### YOUR GOAL
Produce a word-for-word copy of the listing below without its pictures.

### SOURCE DATA
----------------

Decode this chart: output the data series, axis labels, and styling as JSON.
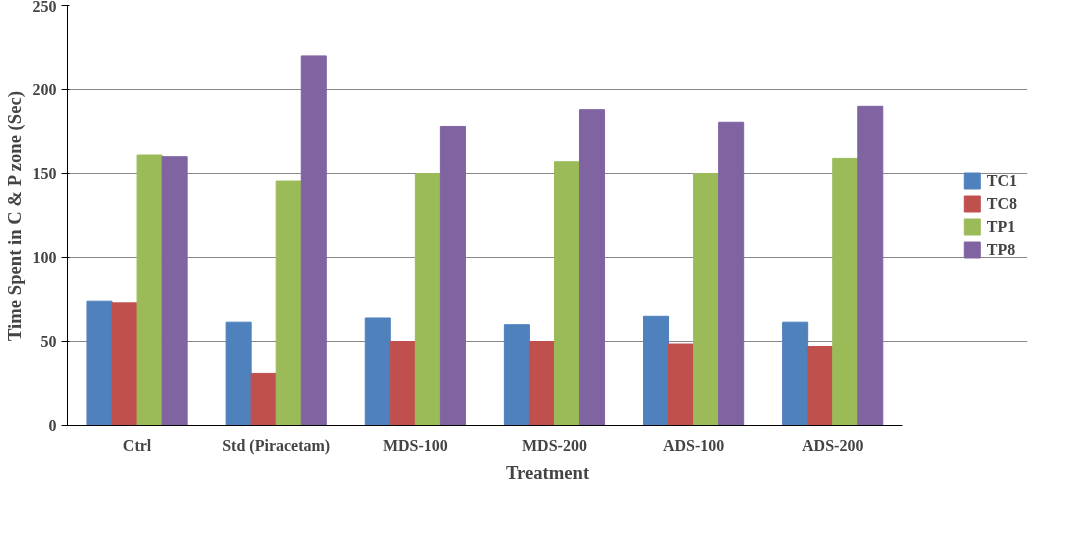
{
  "chart_data": {
    "type": "bar",
    "xlabel": "Treatment",
    "ylabel": "Time Spent in C & P zone (Sec)",
    "categories": [
      "Ctrl",
      "Std (Piracetam)",
      "MDS-100",
      "MDS-200",
      "ADS-100",
      "ADS-200"
    ],
    "series": [
      {
        "name": "TC1",
        "color": "#4f81bd",
        "values": [
          74,
          61.5,
          64,
          60,
          65,
          61.5
        ]
      },
      {
        "name": "TC8",
        "color": "#c0504d",
        "values": [
          73,
          31,
          50,
          50,
          48.5,
          47
        ]
      },
      {
        "name": "TP1",
        "color": "#9bbb59",
        "values": [
          161,
          145.5,
          150,
          157,
          150,
          159
        ]
      },
      {
        "name": "TP8",
        "color": "#8064a2",
        "values": [
          160,
          220,
          178,
          188,
          180.5,
          190
        ]
      }
    ],
    "ylim": [
      0,
      250
    ],
    "yticks": [
      0,
      50,
      100,
      150,
      200,
      250
    ],
    "grid": "y",
    "legend": "right"
  }
}
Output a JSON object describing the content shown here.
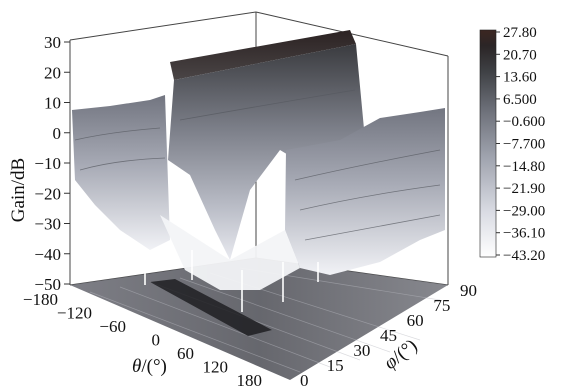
{
  "chart_data": {
    "type": "surface3d",
    "title": "",
    "zlabel": "Gain/dB",
    "xlabel_symbol": "θ",
    "xlabel_unit": "/(°)",
    "ylabel_symbol": "φ",
    "ylabel_unit": "/(°)",
    "z_ticks": [
      "30",
      "20",
      "10",
      "0",
      "−10",
      "−20",
      "−30",
      "−40",
      "−50"
    ],
    "x_ticks": [
      "−180",
      "−120",
      "−60",
      "0",
      "60",
      "120",
      "180"
    ],
    "y_ticks": [
      "0",
      "15",
      "30",
      "45",
      "60",
      "75",
      "90"
    ],
    "zlim": [
      -50,
      30
    ],
    "xlim": [
      -180,
      180
    ],
    "ylim": [
      0,
      90
    ],
    "colorbar": {
      "labels": [
        "27.80",
        "20.70",
        "13.60",
        "6.500",
        "−0.600",
        "−7.700",
        "−14.80",
        "−21.90",
        "−29.00",
        "−36.10",
        "−43.20"
      ],
      "range": [
        -43.2,
        27.8
      ],
      "colors": [
        "#ffffff",
        "#e4e5ec",
        "#c5c8d2",
        "#a6aab5",
        "#878b96",
        "#6a6d76",
        "#4d4f55",
        "#323336",
        "#2a2222",
        "#3a2722"
      ]
    },
    "surface_summary": {
      "main_beam_theta_range": [
        -30,
        30
      ],
      "main_beam_peak_gain_db": 27.8,
      "sidelobe_level_db": [
        -10,
        10
      ],
      "null_floor_db": -43.2
    }
  }
}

----------------

### RESULT OF THIS EXERCISE
Decode this chart: output the data series, axis labels, and styling as JSON.
{
  "chart_data": {
    "type": "bar",
    "xlabel": "Treatment",
    "ylabel": "Time Spent in C & P zone (Sec)",
    "categories": [
      "Ctrl",
      "Std (Piracetam)",
      "MDS-100",
      "MDS-200",
      "ADS-100",
      "ADS-200"
    ],
    "series": [
      {
        "name": "TC1",
        "color": "#4f81bd",
        "values": [
          74,
          61.5,
          64,
          60,
          65,
          61.5
        ]
      },
      {
        "name": "TC8",
        "color": "#c0504d",
        "values": [
          73,
          31,
          50,
          50,
          48.5,
          47
        ]
      },
      {
        "name": "TP1",
        "color": "#9bbb59",
        "values": [
          161,
          145.5,
          150,
          157,
          150,
          159
        ]
      },
      {
        "name": "TP8",
        "color": "#8064a2",
        "values": [
          160,
          220,
          178,
          188,
          180.5,
          190
        ]
      }
    ],
    "ylim": [
      0,
      250
    ],
    "yticks": [
      0,
      50,
      100,
      150,
      200,
      250
    ],
    "grid": "y",
    "legend": "right"
  }
}
Output a JSON object describing the content shown here.
{
  "chart_data": {
    "type": "surface3d",
    "title": "",
    "zlabel": "Gain/dB",
    "xlabel_symbol": "θ",
    "xlabel_unit": "/(°)",
    "ylabel_symbol": "φ",
    "ylabel_unit": "/(°)",
    "z_ticks": [
      "30",
      "20",
      "10",
      "0",
      "−10",
      "−20",
      "−30",
      "−40",
      "−50"
    ],
    "x_ticks": [
      "−180",
      "−120",
      "−60",
      "0",
      "60",
      "120",
      "180"
    ],
    "y_ticks": [
      "0",
      "15",
      "30",
      "45",
      "60",
      "75",
      "90"
    ],
    "zlim": [
      -50,
      30
    ],
    "xlim": [
      -180,
      180
    ],
    "ylim": [
      0,
      90
    ],
    "colorbar": {
      "labels": [
        "27.80",
        "20.70",
        "13.60",
        "6.500",
        "−0.600",
        "−7.700",
        "−14.80",
        "−21.90",
        "−29.00",
        "−36.10",
        "−43.20"
      ],
      "range": [
        -43.2,
        27.8
      ],
      "colors": [
        "#ffffff",
        "#e4e5ec",
        "#c5c8d2",
        "#a6aab5",
        "#878b96",
        "#6a6d76",
        "#4d4f55",
        "#323336",
        "#2a2222",
        "#3a2722"
      ]
    },
    "surface_summary": {
      "main_beam_theta_range": [
        -30,
        30
      ],
      "main_beam_peak_gain_db": 27.8,
      "sidelobe_level_db": [
        -10,
        10
      ],
      "null_floor_db": -43.2
    }
  }
}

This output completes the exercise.